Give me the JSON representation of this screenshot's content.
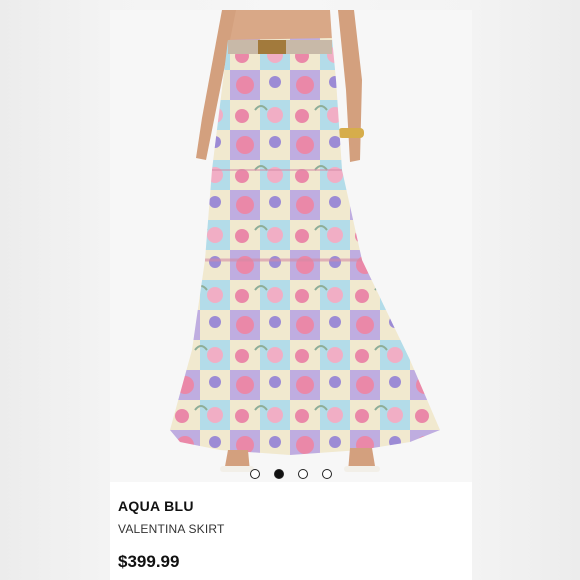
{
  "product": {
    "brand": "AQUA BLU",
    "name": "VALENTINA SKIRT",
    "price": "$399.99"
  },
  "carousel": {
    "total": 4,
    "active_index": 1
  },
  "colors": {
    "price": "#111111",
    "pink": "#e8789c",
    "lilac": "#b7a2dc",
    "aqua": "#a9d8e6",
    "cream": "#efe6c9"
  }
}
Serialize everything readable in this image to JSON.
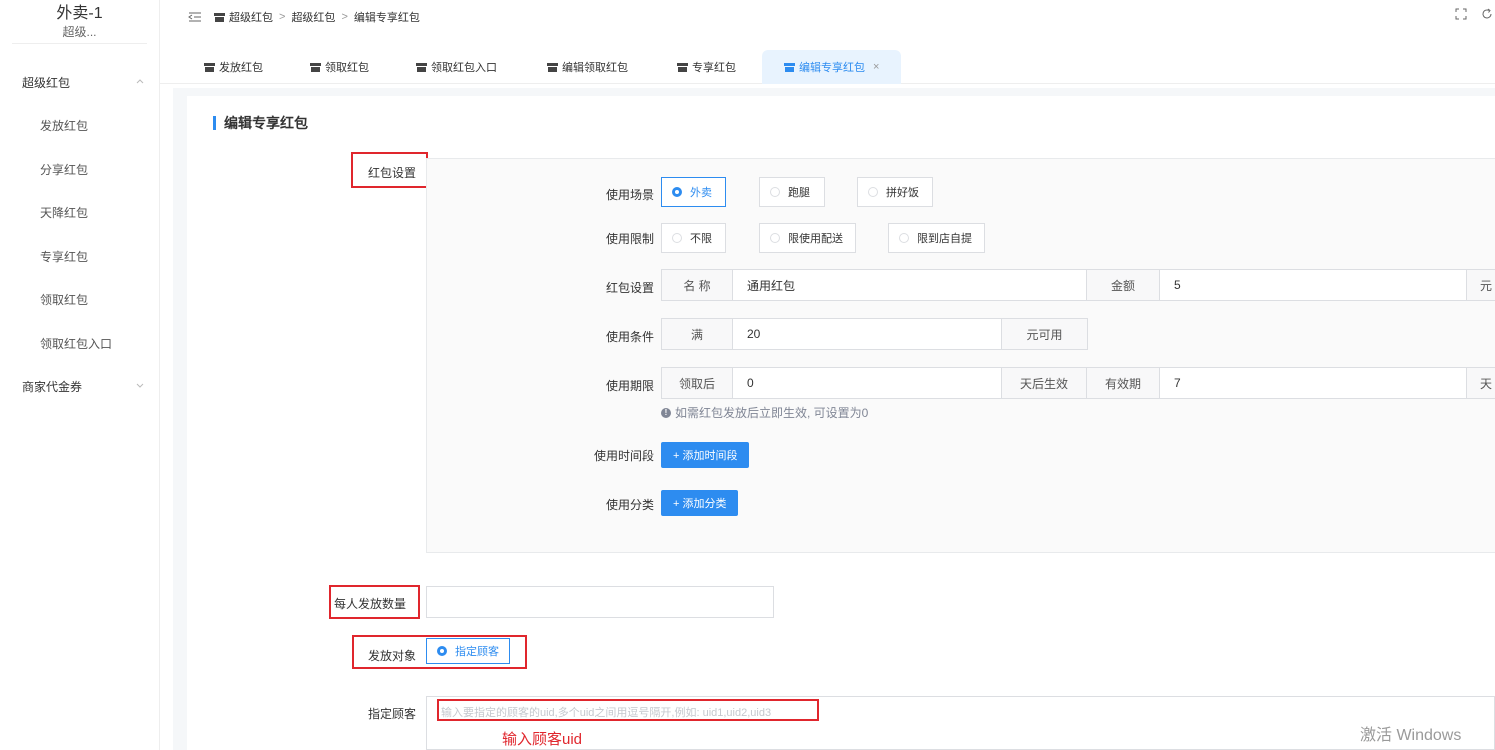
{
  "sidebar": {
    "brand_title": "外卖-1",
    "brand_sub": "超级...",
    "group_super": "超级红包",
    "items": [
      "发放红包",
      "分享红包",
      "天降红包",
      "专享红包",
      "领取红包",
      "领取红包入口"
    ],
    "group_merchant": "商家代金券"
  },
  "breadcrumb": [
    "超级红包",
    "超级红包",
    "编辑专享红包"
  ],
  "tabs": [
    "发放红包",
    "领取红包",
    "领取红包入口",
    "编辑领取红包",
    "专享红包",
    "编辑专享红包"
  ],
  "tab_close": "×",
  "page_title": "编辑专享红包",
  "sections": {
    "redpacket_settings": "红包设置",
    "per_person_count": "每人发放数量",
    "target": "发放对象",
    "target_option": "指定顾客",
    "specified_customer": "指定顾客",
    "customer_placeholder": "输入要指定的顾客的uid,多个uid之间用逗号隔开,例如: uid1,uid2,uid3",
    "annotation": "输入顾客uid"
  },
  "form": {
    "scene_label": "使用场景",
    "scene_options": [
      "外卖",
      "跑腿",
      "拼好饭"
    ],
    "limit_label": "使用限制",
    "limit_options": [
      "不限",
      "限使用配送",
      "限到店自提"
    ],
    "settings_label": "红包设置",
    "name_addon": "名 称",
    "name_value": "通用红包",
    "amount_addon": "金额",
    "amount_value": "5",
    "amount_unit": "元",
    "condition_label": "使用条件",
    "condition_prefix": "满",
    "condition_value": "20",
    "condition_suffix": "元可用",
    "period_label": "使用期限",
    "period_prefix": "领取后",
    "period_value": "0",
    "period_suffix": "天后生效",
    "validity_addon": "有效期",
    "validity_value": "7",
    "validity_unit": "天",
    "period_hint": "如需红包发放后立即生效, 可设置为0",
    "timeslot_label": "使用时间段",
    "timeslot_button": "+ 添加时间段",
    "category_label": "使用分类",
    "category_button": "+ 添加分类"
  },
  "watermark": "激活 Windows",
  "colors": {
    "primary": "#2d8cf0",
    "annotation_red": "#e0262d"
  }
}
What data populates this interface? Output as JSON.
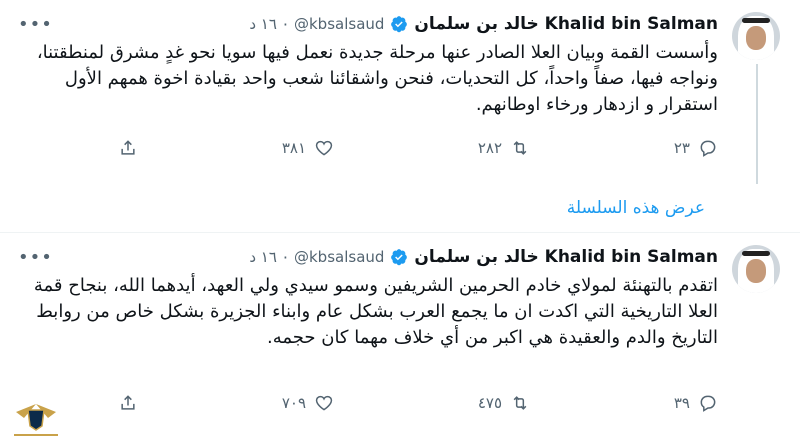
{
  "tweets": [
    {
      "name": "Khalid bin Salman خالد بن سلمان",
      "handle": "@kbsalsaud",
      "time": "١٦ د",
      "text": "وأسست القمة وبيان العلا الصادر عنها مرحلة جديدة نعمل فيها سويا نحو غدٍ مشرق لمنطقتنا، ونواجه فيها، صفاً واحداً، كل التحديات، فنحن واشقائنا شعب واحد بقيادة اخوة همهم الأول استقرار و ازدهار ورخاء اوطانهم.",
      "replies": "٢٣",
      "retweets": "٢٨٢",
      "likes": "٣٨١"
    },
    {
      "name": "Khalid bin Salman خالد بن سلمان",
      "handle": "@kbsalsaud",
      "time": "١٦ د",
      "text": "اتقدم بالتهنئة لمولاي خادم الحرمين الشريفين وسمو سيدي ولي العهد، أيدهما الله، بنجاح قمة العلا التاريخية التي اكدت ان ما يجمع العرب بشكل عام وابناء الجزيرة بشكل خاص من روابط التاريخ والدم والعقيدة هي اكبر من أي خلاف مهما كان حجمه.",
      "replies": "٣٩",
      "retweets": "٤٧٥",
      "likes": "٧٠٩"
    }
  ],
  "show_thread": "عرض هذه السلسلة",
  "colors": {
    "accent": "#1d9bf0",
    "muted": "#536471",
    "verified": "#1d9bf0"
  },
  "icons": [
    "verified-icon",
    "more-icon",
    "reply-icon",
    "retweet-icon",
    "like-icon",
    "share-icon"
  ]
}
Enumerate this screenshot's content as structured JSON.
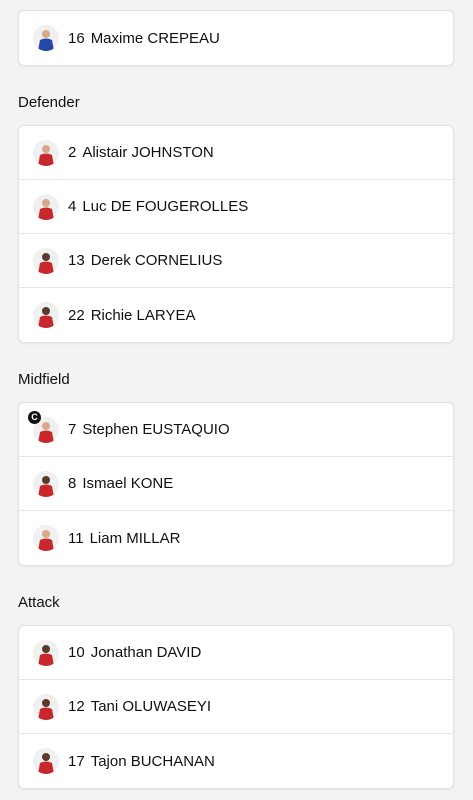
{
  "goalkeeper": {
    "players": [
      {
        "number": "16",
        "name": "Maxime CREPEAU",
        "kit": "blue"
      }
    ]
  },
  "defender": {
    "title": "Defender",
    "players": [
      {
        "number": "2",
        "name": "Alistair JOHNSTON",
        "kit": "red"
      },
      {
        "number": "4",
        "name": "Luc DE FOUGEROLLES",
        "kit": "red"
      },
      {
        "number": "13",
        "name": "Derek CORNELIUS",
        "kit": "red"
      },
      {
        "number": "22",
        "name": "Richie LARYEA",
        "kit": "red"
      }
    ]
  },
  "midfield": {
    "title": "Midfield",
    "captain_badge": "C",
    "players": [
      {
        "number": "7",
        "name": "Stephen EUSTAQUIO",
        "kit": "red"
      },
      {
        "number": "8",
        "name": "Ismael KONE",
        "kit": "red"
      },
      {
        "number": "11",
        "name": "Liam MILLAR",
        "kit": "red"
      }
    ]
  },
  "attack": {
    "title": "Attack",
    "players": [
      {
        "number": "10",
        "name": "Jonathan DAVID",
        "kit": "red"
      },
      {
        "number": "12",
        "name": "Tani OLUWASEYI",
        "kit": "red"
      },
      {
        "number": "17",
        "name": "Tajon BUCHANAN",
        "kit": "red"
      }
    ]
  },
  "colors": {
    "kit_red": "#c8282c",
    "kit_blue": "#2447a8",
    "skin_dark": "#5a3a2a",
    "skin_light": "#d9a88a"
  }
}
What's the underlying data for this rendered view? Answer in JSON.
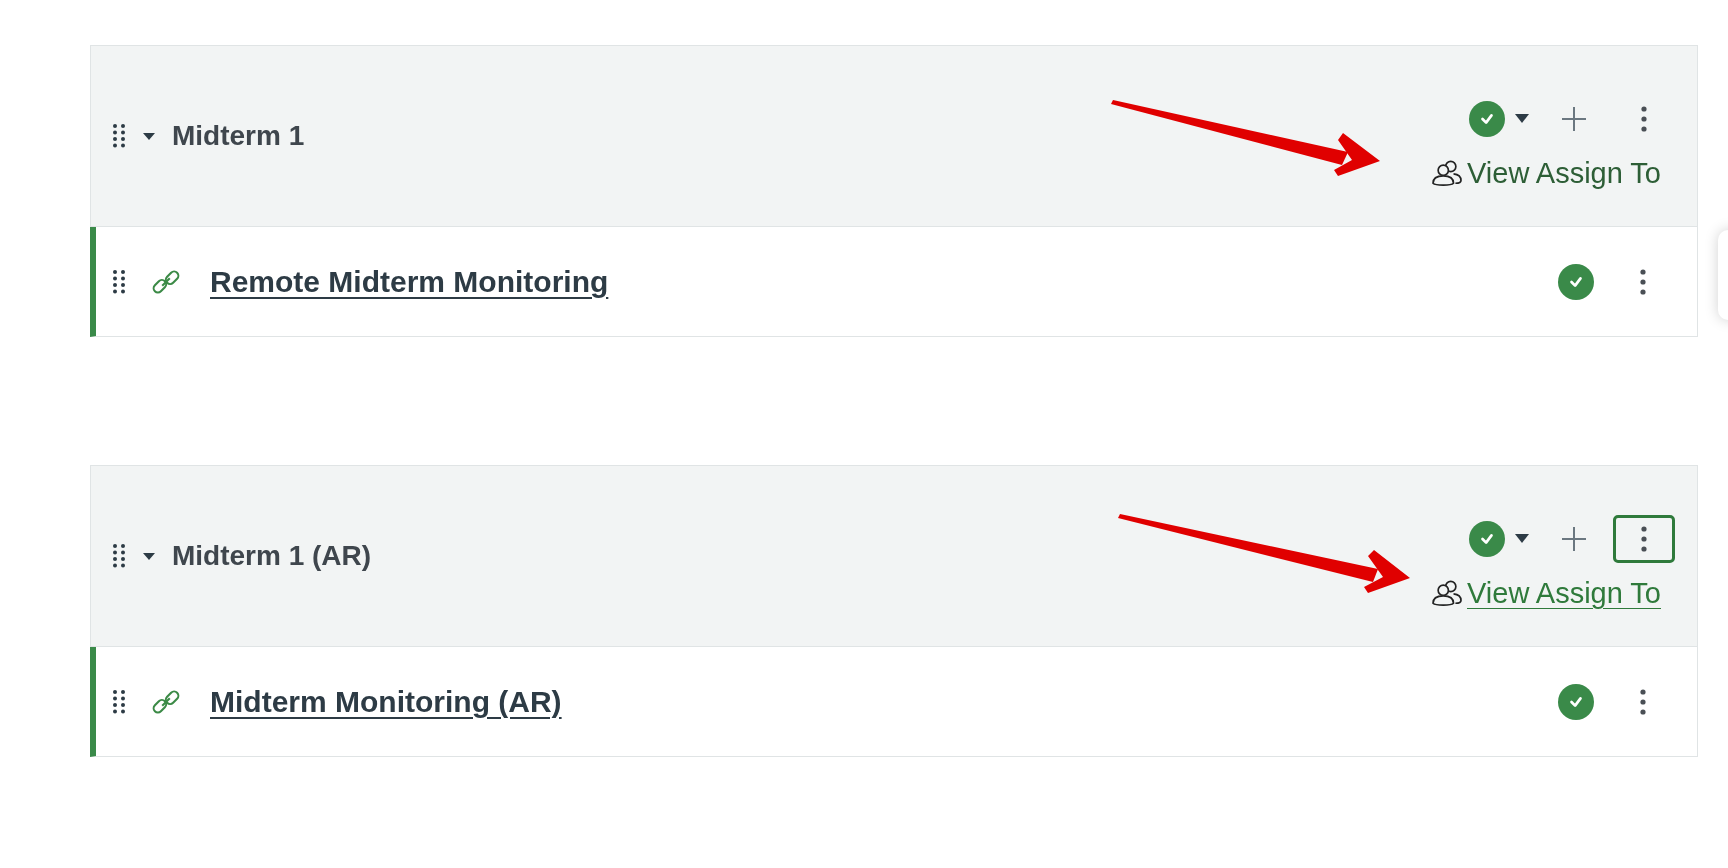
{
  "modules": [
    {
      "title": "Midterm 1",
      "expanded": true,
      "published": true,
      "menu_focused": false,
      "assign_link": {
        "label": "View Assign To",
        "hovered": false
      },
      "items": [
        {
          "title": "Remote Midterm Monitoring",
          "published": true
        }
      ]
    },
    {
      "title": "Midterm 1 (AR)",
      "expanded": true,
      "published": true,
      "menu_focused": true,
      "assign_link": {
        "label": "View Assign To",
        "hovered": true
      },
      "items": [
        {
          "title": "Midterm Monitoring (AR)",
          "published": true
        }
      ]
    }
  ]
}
· · · · ·
Short task: Word for word, quote the full listing, omitting every picture.

Exercise solution:
Give me the JSON representation of this screenshot's content.
{
  "product": {
    "brand": "AQUA BLU",
    "name": "VALENTINA SKIRT",
    "price": "$399.99"
  },
  "carousel": {
    "total": 4,
    "active_index": 1
  },
  "colors": {
    "price": "#111111",
    "pink": "#e8789c",
    "lilac": "#b7a2dc",
    "aqua": "#a9d8e6",
    "cream": "#efe6c9"
  }
}
Serialize everything readable in this image to JSON.
{
  "sidebar": {
    "brand_title": "外卖-1",
    "brand_sub": "超级...",
    "group_super": "超级红包",
    "items": [
      "发放红包",
      "分享红包",
      "天降红包",
      "专享红包",
      "领取红包",
      "领取红包入口"
    ],
    "group_merchant": "商家代金券"
  },
  "breadcrumb": [
    "超级红包",
    "超级红包",
    "编辑专享红包"
  ],
  "tabs": [
    "发放红包",
    "领取红包",
    "领取红包入口",
    "编辑领取红包",
    "专享红包",
    "编辑专享红包"
  ],
  "tab_close": "×",
  "page_title": "编辑专享红包",
  "sections": {
    "redpacket_settings": "红包设置",
    "per_person_count": "每人发放数量",
    "target": "发放对象",
    "target_option": "指定顾客",
    "specified_customer": "指定顾客",
    "customer_placeholder": "输入要指定的顾客的uid,多个uid之间用逗号隔开,例如: uid1,uid2,uid3",
    "annotation": "输入顾客uid"
  },
  "form": {
    "scene_label": "使用场景",
    "scene_options": [
      "外卖",
      "跑腿",
      "拼好饭"
    ],
    "limit_label": "使用限制",
    "limit_options": [
      "不限",
      "限使用配送",
      "限到店自提"
    ],
    "settings_label": "红包设置",
    "name_addon": "名 称",
    "name_value": "通用红包",
    "amount_addon": "金额",
    "amount_value": "5",
    "amount_unit": "元",
    "condition_label": "使用条件",
    "condition_prefix": "满",
    "condition_value": "20",
    "condition_suffix": "元可用",
    "period_label": "使用期限",
    "period_prefix": "领取后",
    "period_value": "0",
    "period_suffix": "天后生效",
    "validity_addon": "有效期",
    "validity_value": "7",
    "validity_unit": "天",
    "period_hint": "如需红包发放后立即生效, 可设置为0",
    "timeslot_label": "使用时间段",
    "timeslot_button": "+ 添加时间段",
    "category_label": "使用分类",
    "category_button": "+ 添加分类"
  },
  "watermark": "激活 Windows",
  "colors": {
    "primary": "#2d8cf0",
    "annotation_red": "#e0262d"
  }
}
What data populates this interface? Output as JSON.
{
  "tweets": [
    {
      "name": "Khalid bin Salman خالد بن سلمان",
      "handle": "@kbsalsaud",
      "time": "١٦ د",
      "text": "وأسست القمة وبيان العلا الصادر عنها مرحلة جديدة نعمل فيها سويا نحو غدٍ مشرق لمنطقتنا، ونواجه فيها، صفاً واحداً، كل التحديات، فنحن واشقائنا شعب واحد بقيادة اخوة همهم الأول استقرار و ازدهار ورخاء اوطانهم.",
      "replies": "٢٣",
      "retweets": "٢٨٢",
      "likes": "٣٨١"
    },
    {
      "name": "Khalid bin Salman خالد بن سلمان",
      "handle": "@kbsalsaud",
      "time": "١٦ د",
      "text": "اتقدم بالتهنئة لمولاي خادم الحرمين الشريفين وسمو سيدي ولي العهد، أيدهما الله، بنجاح قمة العلا التاريخية التي اكدت ان ما يجمع العرب بشكل عام وابناء الجزيرة بشكل خاص من روابط التاريخ والدم والعقيدة هي اكبر من أي خلاف مهما كان حجمه.",
      "replies": "٣٩",
      "retweets": "٤٧٥",
      "likes": "٧٠٩"
    }
  ],
  "show_thread": "عرض هذه السلسلة",
  "colors": {
    "accent": "#1d9bf0",
    "muted": "#536471",
    "verified": "#1d9bf0"
  },
  "icons": [
    "verified-icon",
    "more-icon",
    "reply-icon",
    "retweet-icon",
    "like-icon",
    "share-icon"
  ]
}
Enumerate this screenshot's content as structured JSON.
{
  "goalkeeper": {
    "players": [
      {
        "number": "16",
        "name": "Maxime CREPEAU",
        "kit": "blue"
      }
    ]
  },
  "defender": {
    "title": "Defender",
    "players": [
      {
        "number": "2",
        "name": "Alistair JOHNSTON",
        "kit": "red"
      },
      {
        "number": "4",
        "name": "Luc DE FOUGEROLLES",
        "kit": "red"
      },
      {
        "number": "13",
        "name": "Derek CORNELIUS",
        "kit": "red"
      },
      {
        "number": "22",
        "name": "Richie LARYEA",
        "kit": "red"
      }
    ]
  },
  "midfield": {
    "title": "Midfield",
    "captain_badge": "C",
    "players": [
      {
        "number": "7",
        "name": "Stephen EUSTAQUIO",
        "kit": "red"
      },
      {
        "number": "8",
        "name": "Ismael KONE",
        "kit": "red"
      },
      {
        "number": "11",
        "name": "Liam MILLAR",
        "kit": "red"
      }
    ]
  },
  "attack": {
    "title": "Attack",
    "players": [
      {
        "number": "10",
        "name": "Jonathan DAVID",
        "kit": "red"
      },
      {
        "number": "12",
        "name": "Tani OLUWASEYI",
        "kit": "red"
      },
      {
        "number": "17",
        "name": "Tajon BUCHANAN",
        "kit": "red"
      }
    ]
  },
  "colors": {
    "kit_red": "#c8282c",
    "kit_blue": "#2447a8",
    "skin_dark": "#5a3a2a",
    "skin_light": "#d9a88a"
  }
}
What's the underlying data for this rendered view? Answer in JSON.
{
  "modules": [
    {
      "title": "Midterm 1",
      "expanded": true,
      "published": true,
      "menu_focused": false,
      "assign_link": {
        "label": "View Assign To",
        "hovered": false
      },
      "items": [
        {
          "title": "Remote Midterm Monitoring",
          "published": true
        }
      ]
    },
    {
      "title": "Midterm 1 (AR)",
      "expanded": true,
      "published": true,
      "menu_focused": true,
      "assign_link": {
        "label": "View Assign To",
        "hovered": true
      },
      "items": [
        {
          "title": "Midterm Monitoring (AR)",
          "published": true
        }
      ]
    }
  ]
}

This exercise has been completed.